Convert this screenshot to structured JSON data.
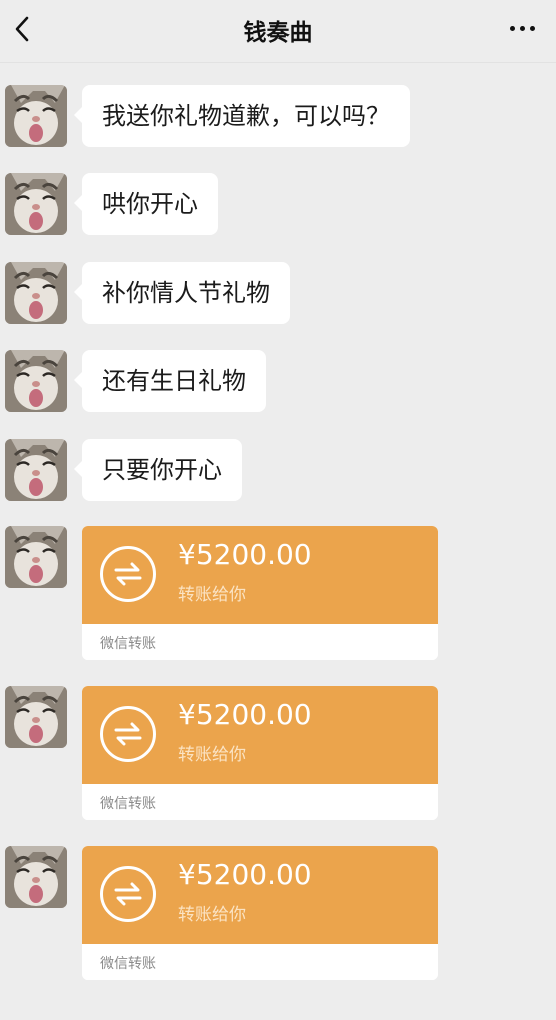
{
  "header": {
    "title": "钱奏曲",
    "back_icon": "chevron-left-icon",
    "more_icon": "more-dots-icon"
  },
  "messages": [
    {
      "type": "text",
      "text": "我送你礼物道歉，可以吗？"
    },
    {
      "type": "text",
      "text": "哄你开心"
    },
    {
      "type": "text",
      "text": "补你情人节礼物"
    },
    {
      "type": "text",
      "text": "还有生日礼物"
    },
    {
      "type": "text",
      "text": "只要你开心"
    },
    {
      "type": "transfer",
      "amount": "¥5200.00",
      "caption": "转账给你",
      "footer": "微信转账"
    },
    {
      "type": "transfer",
      "amount": "¥5200.00",
      "caption": "转账给你",
      "footer": "微信转账"
    },
    {
      "type": "transfer",
      "amount": "¥5200.00",
      "caption": "转账给你",
      "footer": "微信转账"
    }
  ],
  "colors": {
    "background": "#ededed",
    "bubble": "#ffffff",
    "transfer": "#eba44c"
  }
}
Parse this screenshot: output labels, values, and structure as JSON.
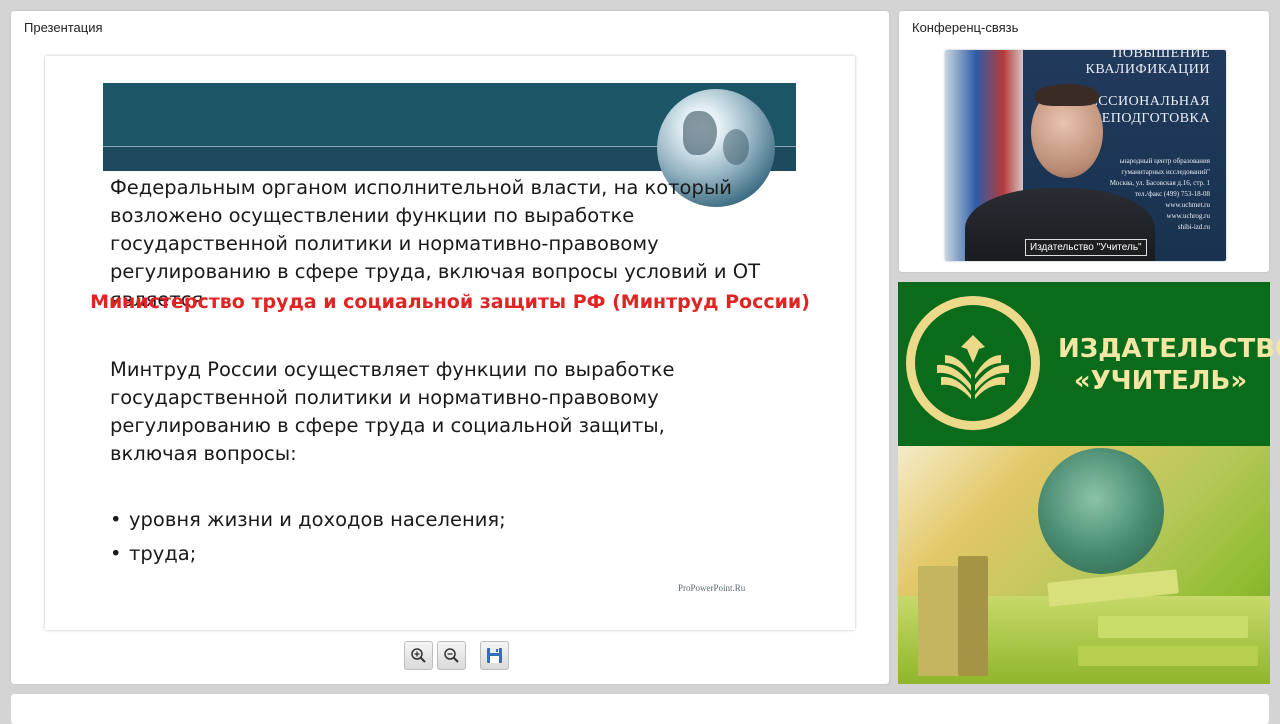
{
  "presentation_panel": {
    "title": "Презентация",
    "slide": {
      "paragraph1": "Федеральным органом исполнительной власти, на который возложено осуществлении функции по выработке государственной политики и нормативно-правовому регулированию в сфере труда, включая вопросы условий и ОТ является",
      "highlight": "Министерство труда и социальной защиты РФ (Минтруд России)",
      "paragraph2": "Минтруд России осуществляет функции по выработке государственной политики и нормативно-правовому регулированию в сфере труда и социальной защиты, включая вопросы:",
      "bullets": [
        "уровня жизни и доходов населения;",
        "труда;"
      ],
      "bullet_symbol": "•",
      "credit": "ProPowerPoint.Ru"
    },
    "toolbar": {
      "buttons": [
        {
          "name": "zoom-in",
          "icon": "zoom-in-icon"
        },
        {
          "name": "zoom-out",
          "icon": "zoom-out-icon"
        },
        {
          "name": "save",
          "icon": "save-icon"
        }
      ]
    }
  },
  "conference_panel": {
    "title": "Конференц-связь",
    "video": {
      "participant_label": "Издательство \"Учитель\"",
      "background_text": {
        "line1": "ПОВЫШЕНИЕ",
        "line2": "КВАЛИФИКАЦИИ",
        "line3": "ФЕССИОНАЛЬНАЯ",
        "line4": "РЕПОДГОТОВКА",
        "small1": "ьнародный центр образования",
        "small2": "гуманитарных исследований\"",
        "small3": "Москва, ул. Басовская д.16, стр. 1",
        "small4": "тел./факс (499) 753-18-08",
        "small5": "www.uchmet.ru",
        "small6": "www.uchrog.ru",
        "small7": "shibi-izd.ru"
      }
    }
  },
  "publisher_banner": {
    "line1": "ИЗДАТЕЛЬСТВО",
    "line2": "«УЧИТЕЛЬ»"
  },
  "colors": {
    "slide_banner": "#1b5566",
    "highlight_text": "#e02424",
    "publisher_green": "#0a6b1b",
    "publisher_gold": "#f4e7a6"
  }
}
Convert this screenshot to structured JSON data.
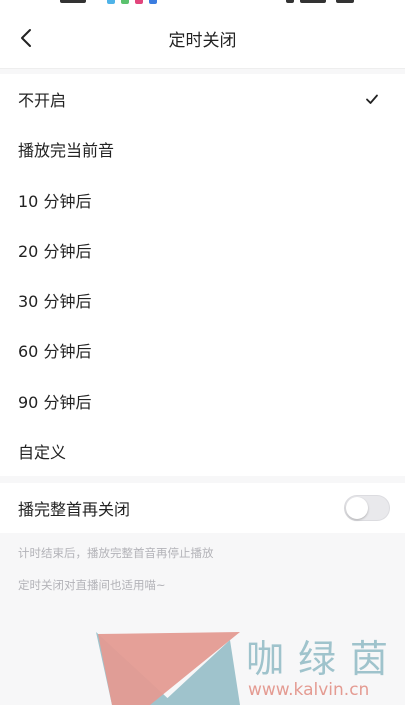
{
  "header": {
    "title": "定时关闭",
    "back_icon": "chevron-left-icon"
  },
  "options": [
    {
      "label": "不开启",
      "selected": true
    },
    {
      "label": "播放完当前音",
      "selected": false
    },
    {
      "label": "10 分钟后",
      "selected": false
    },
    {
      "label": "20 分钟后",
      "selected": false
    },
    {
      "label": "30 分钟后",
      "selected": false
    },
    {
      "label": "60 分钟后",
      "selected": false
    },
    {
      "label": "90 分钟后",
      "selected": false
    },
    {
      "label": "自定义",
      "selected": false
    }
  ],
  "toggle": {
    "label": "播完整首再关闭",
    "on": false
  },
  "notes": {
    "line1": "计时结束后，播放完整首音再停止播放",
    "line2": "定时关闭对直播间也适用喵~"
  },
  "watermark": {
    "text": "咖绿茵",
    "url": "www.kalvin.cn",
    "colors": {
      "teal": "#9fc3cc",
      "salmon": "#e49b92"
    }
  },
  "colors": {
    "background": "#f7f7f8",
    "surface": "#ffffff",
    "text": "#222222",
    "hint": "#b3b3b8"
  }
}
------------
## Instructions to follow
Your answer should be a single number: the count of lines in the listing that contain the word "России".

## Worked answer
2